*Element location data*
* * * *

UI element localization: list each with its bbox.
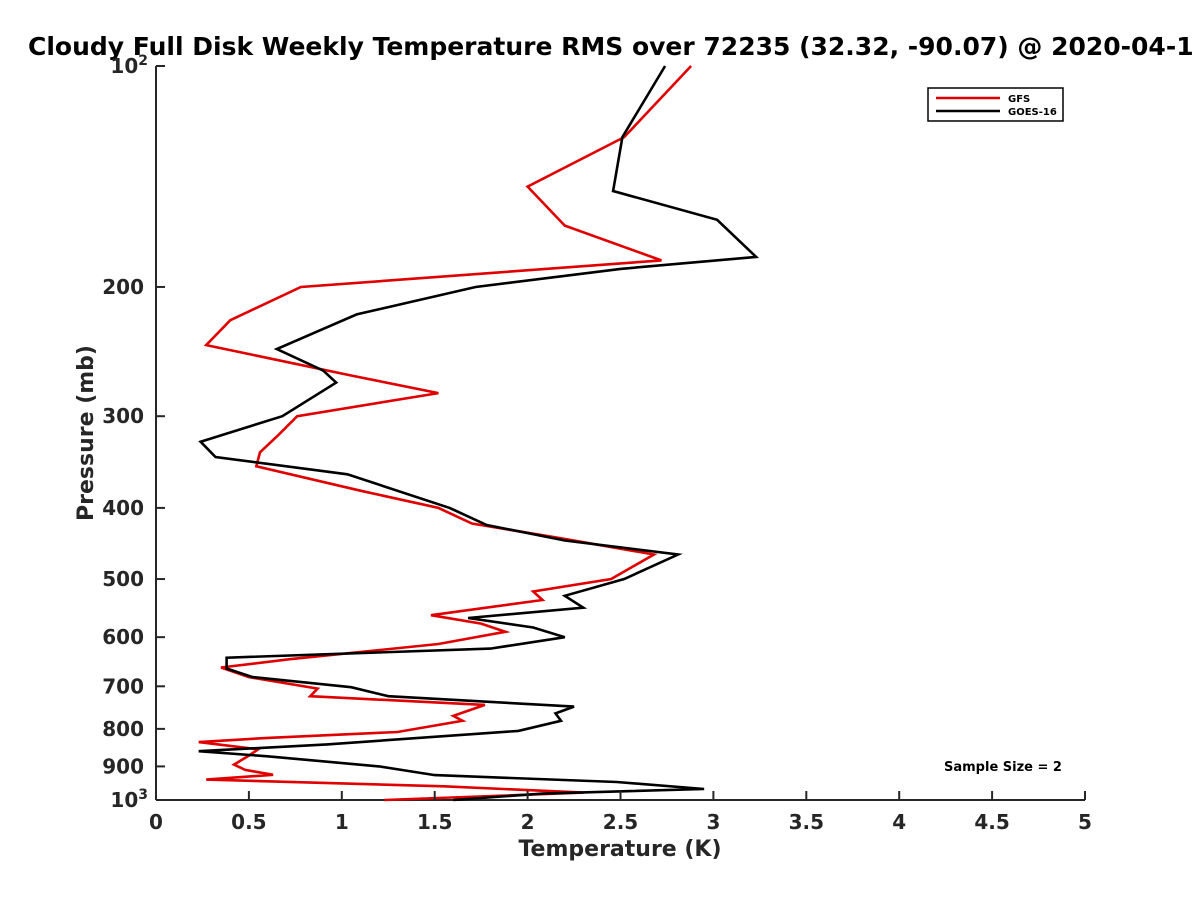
x-tick-label: 3 [706,810,720,834]
x-tick-label: 5 [1078,810,1092,834]
x-axis-label: Temperature (K) [518,837,721,862]
x-tick-label: 1 [335,810,349,834]
x-tick-label: 4 [892,810,906,834]
legend-box [927,87,1064,122]
y-tick-label: 200 [102,275,144,299]
plot-area [155,66,1085,801]
legend-label: GOES-16 [1008,107,1057,118]
x-tick-label: 4.5 [974,810,1009,834]
x-tick-label: 1.5 [417,810,452,834]
y-tick-label: 900 [102,754,144,778]
series-line-gfs [198,65,693,802]
y-tick-label: 500 [102,567,144,591]
y-tick-label: 103 [110,787,148,812]
chart-title: Cloudy Full Disk Weekly Temperature RMS … [28,32,1194,61]
x-tick-label: 2 [521,810,535,834]
y-axis-label: Pressure (mb) [74,345,99,521]
y-tick-label: 400 [102,496,144,520]
series-layer [198,65,760,802]
series-line-goes-16 [198,65,760,802]
y-tick-label: 102 [110,53,148,78]
x-tick-label: 3.5 [789,810,824,834]
sample-size-annotation: Sample Size = 2 [944,760,1062,775]
y-axis: 102 200 300 400 500 600 700 800 900 103 [102,53,165,812]
y-tick-label: 300 [102,404,144,428]
x-tick-label: 0.5 [231,810,266,834]
x-axis: 0 0.5 1 1.5 2 2.5 3 3.5 4 4.5 5 [149,791,1092,834]
y-tick-label: 800 [102,717,144,741]
x-tick-label: 0 [149,810,163,834]
x-tick-label: 2.5 [603,810,638,834]
y-tick-label: 700 [102,674,144,698]
y-tick-label: 600 [102,625,144,649]
legend-label: GFS [1008,94,1030,105]
legend: GFS GOES-16 [927,87,1064,122]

* * * *

*SET TASK*
List, copied in full, every row above that contains the string "line".

*REPLY TO THE EXERCISE*
series-line-gfs [198,65,693,802]
series-line-goes-16 [198,65,760,802]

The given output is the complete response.